[Provided records]
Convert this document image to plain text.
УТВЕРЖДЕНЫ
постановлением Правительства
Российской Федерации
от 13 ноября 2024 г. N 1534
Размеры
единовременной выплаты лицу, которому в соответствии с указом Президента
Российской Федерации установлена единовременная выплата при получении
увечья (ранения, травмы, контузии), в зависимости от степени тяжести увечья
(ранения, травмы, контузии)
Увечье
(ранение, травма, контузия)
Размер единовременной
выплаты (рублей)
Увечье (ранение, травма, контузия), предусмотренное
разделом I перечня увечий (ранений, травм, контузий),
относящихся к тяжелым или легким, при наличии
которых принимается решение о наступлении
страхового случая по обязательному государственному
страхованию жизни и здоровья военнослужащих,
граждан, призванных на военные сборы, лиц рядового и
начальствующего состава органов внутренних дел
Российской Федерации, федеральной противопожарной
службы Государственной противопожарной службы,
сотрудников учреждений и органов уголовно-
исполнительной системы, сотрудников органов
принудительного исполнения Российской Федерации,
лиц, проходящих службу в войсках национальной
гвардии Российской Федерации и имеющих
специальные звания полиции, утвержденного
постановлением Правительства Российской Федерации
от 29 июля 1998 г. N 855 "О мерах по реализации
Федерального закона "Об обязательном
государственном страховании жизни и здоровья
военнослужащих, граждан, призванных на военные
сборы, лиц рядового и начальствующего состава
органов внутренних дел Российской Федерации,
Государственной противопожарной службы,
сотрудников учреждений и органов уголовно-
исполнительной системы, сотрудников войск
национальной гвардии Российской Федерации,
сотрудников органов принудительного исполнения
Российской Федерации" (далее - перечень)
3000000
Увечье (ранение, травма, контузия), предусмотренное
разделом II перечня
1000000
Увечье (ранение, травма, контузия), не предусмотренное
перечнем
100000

[Written instruction] Track down every line holding the string "внутренних" and copy it.

[The result]
начальствующего состава органов внутренних дел
органов внутренних дел Российской Федерации,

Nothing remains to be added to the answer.